### DOCUMENT SECTION ###
The violin as we know it was invented in Cremona around 1564 by Andrea Amati who died more than sixty years before Stradivari was born. The Guarneri family created world famous violins here and elsewhere in Italy. Today more than 50 violinmakers hang their hat in Cremona. The Piazza Roma square near Stradivari’s house and workshop contains his tombstone and grave. The city includes the Scuola Internazionale di Liuteria (International School of Violin Making) and the Museo Stradivariano (Stradivarius Museum)

Our next and final stop is the city of Mantua whose population is slightly under fifty thousand. Mantua may have been founded about four thousand years ago. The great Roman poet Virgil was born in a nearby village. In the Twelfth Century Mantua adopted a novel means of protection against invasion, by constructing four artificial lakes surrounding the city. Three of them exist to this day; the fourth dried up during the Eighteenth Century. If you remember your Shakespeare, Romeo fled to Mantua after killing Juliet’s cousin in a swordfight. Talk about a family feud.

Mantua’s Palazzo Ducale was built between the Fourteenth and Seventeenth Centuries and boasts some 500 rooms. Its centerpiece is the Camera degli Sposi (The Wedding Chamber) room that took Andrea Mantegna about seven years to paint. When you see it, you’ll know why. Since you’re only allowed ten minutes to admire this marvelous, unique room you should familiarize yourself with the painting before your allotted time slot. Don’t forget to look up, the ceiling is beautiful.

Finish your tour at the suburban Palazzo Te built in the Sixteenth Century. Unlike many other historic Italian buildings this one was completed in only ten years. In fact its shell went up in eighteen months. In spite of its speedy construction it is considered one of the greatest Renaissance palaces. Don’t forget to tour the Camera di Amore e Psiche (Cupid and Psyche’s Room) showing a wedding with quite interesting and unusual guests and the Camera dei Giganti (Room of the Titans) in which Jupiter expels the Titans from Mount Olympus. The walls are peppered with Seventeenth Century graffiti. Please don’t add your own.

What about food? Of Italy’s twenty regions Lombardy trails only Emilia-Romagna in food production. A lot of the food is of foreign origin, not surprising given the frequency with which Lombardy fell under outside domination. But there are also local specialties. For example, Cremona is known for Mostarda, mustard flavored candied fruits that accompany Bollito Misto, mixed boiled meats. A local version of this treat calls for calf’s head, veal tongue, and pig’s foot among others. Cremona also claims to have invented ravioli.
###
#### TASKS AND EXERCISES
1. Answer these from the Cremona and Mantua text:
(a) Who invented the violin in Cremona around 1564?
(b) How many artificial lakes did Mantua build around the city in the Twelfth Century?
(c) How many years did it take to complete the Palazzo Te?
2. Copy part of the Cremona and Mantua text word for word, starting at the words "Our next and" and ending after "a family feud.".
The material that comes after this text is separate from it.
### AVAILABLE DATA ###
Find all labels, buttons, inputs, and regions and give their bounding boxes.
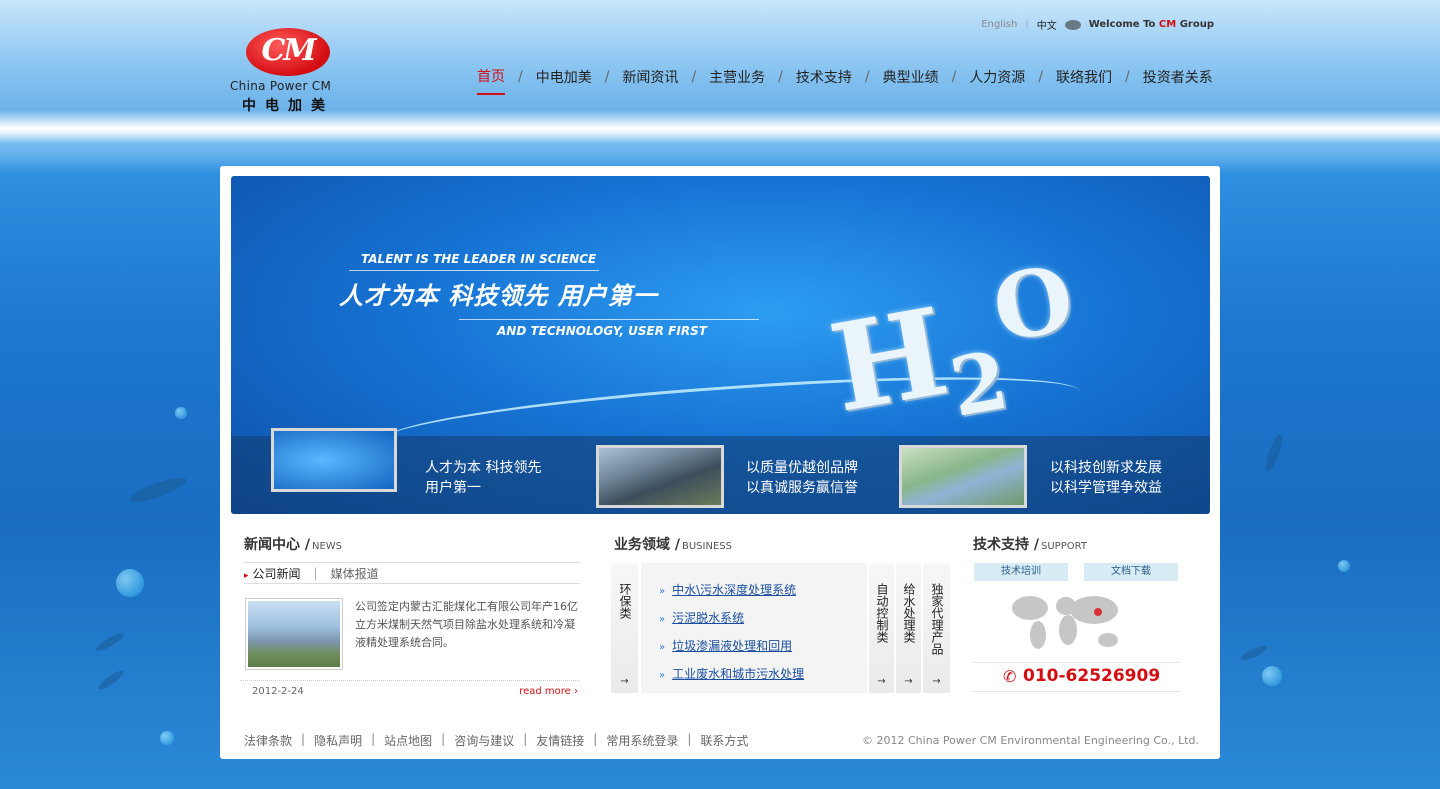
###
#### FULL ANSWERS
1.
(a) Andrea Amati
(b) Four
(c) Ten years

2.
Our next and final stop is the city of Mantua whose population is slightly under fifty thousand. Mantua may have been founded about four thousand years ago. The great Roman poet Virgil was born in a nearby village. In the Twelfth Century Mantua adopted a novel means of protection against invasion, by constructing four artificial lakes surrounding the city. Three of them exist to this day; the fourth dried up during the Eighteenth Century. If you remember your Shakespeare, Romeo fled to Mantua after killing Juliet’s cousin in a swordfight. Talk about a family feud.